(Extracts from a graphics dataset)
⟨
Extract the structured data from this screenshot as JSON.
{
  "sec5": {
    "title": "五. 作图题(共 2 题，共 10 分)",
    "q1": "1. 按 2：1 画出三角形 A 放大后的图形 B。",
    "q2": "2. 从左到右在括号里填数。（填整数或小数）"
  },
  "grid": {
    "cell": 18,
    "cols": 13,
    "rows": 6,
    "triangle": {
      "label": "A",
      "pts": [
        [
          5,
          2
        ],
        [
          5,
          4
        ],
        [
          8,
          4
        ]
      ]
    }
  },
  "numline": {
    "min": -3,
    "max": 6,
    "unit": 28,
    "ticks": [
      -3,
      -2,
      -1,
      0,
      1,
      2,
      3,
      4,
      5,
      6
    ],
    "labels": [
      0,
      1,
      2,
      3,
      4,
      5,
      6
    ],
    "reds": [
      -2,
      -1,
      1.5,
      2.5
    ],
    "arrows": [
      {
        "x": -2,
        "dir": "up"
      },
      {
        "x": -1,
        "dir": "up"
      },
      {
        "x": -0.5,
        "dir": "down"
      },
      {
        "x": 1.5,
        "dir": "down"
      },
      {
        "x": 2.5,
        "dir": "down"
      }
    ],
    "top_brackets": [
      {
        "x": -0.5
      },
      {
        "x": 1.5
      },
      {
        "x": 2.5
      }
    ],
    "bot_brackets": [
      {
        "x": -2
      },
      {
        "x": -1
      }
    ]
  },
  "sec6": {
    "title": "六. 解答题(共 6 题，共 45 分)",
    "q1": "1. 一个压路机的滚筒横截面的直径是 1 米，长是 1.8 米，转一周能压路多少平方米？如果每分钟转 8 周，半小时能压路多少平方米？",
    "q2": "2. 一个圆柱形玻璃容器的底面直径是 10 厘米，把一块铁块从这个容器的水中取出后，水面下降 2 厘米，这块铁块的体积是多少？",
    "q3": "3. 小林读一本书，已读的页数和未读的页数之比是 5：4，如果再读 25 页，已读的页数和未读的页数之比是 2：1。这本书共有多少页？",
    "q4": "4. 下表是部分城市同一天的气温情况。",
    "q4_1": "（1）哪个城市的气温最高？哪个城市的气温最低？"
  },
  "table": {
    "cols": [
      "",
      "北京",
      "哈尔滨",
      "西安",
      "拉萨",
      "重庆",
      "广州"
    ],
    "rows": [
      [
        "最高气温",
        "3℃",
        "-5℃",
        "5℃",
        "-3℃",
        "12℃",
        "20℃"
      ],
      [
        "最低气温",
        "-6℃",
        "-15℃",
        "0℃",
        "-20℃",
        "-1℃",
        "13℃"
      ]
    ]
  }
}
⟩
Description of the task →
Set down the entries verbatim, leaving none out.

Solved exercise →
Extract the structured data from this screenshot as JSON.
{
  "sec5": {
    "title": "五. 作图题(共 2 题，共 10 分)",
    "q1": "1. 按 2：1 画出三角形 A 放大后的图形 B。",
    "q2": "2. 从左到右在括号里填数。（填整数或小数）"
  },
  "grid": {
    "cell": 18,
    "cols": 13,
    "rows": 6,
    "triangle": {
      "label": "A",
      "pts": [
        [
          5,
          2
        ],
        [
          5,
          4
        ],
        [
          8,
          4
        ]
      ]
    }
  },
  "numline": {
    "min": -3,
    "max": 6,
    "unit": 28,
    "ticks": [
      -3,
      -2,
      -1,
      0,
      1,
      2,
      3,
      4,
      5,
      6
    ],
    "labels": [
      0,
      1,
      2,
      3,
      4,
      5,
      6
    ],
    "reds": [
      -2,
      -1,
      1.5,
      2.5
    ],
    "arrows": [
      {
        "x": -2,
        "dir": "up"
      },
      {
        "x": -1,
        "dir": "up"
      },
      {
        "x": -0.5,
        "dir": "down"
      },
      {
        "x": 1.5,
        "dir": "down"
      },
      {
        "x": 2.5,
        "dir": "down"
      }
    ],
    "top_brackets": [
      {
        "x": -0.5
      },
      {
        "x": 1.5
      },
      {
        "x": 2.5
      }
    ],
    "bot_brackets": [
      {
        "x": -2
      },
      {
        "x": -1
      }
    ]
  },
  "sec6": {
    "title": "六. 解答题(共 6 题，共 45 分)",
    "q1": "1. 一个压路机的滚筒横截面的直径是 1 米，长是 1.8 米，转一周能压路多少平方米？如果每分钟转 8 周，半小时能压路多少平方米？",
    "q2": "2. 一个圆柱形玻璃容器的底面直径是 10 厘米，把一块铁块从这个容器的水中取出后，水面下降 2 厘米，这块铁块的体积是多少？",
    "q3": "3. 小林读一本书，已读的页数和未读的页数之比是 5：4，如果再读 25 页，已读的页数和未读的页数之比是 2：1。这本书共有多少页？",
    "q4": "4. 下表是部分城市同一天的气温情况。",
    "q4_1": "（1）哪个城市的气温最高？哪个城市的气温最低？"
  },
  "table": {
    "cols": [
      "",
      "北京",
      "哈尔滨",
      "西安",
      "拉萨",
      "重庆",
      "广州"
    ],
    "rows": [
      [
        "最高气温",
        "3℃",
        "-5℃",
        "5℃",
        "-3℃",
        "12℃",
        "20℃"
      ],
      [
        "最低气温",
        "-6℃",
        "-15℃",
        "0℃",
        "-20℃",
        "-1℃",
        "13℃"
      ]
    ]
  }
}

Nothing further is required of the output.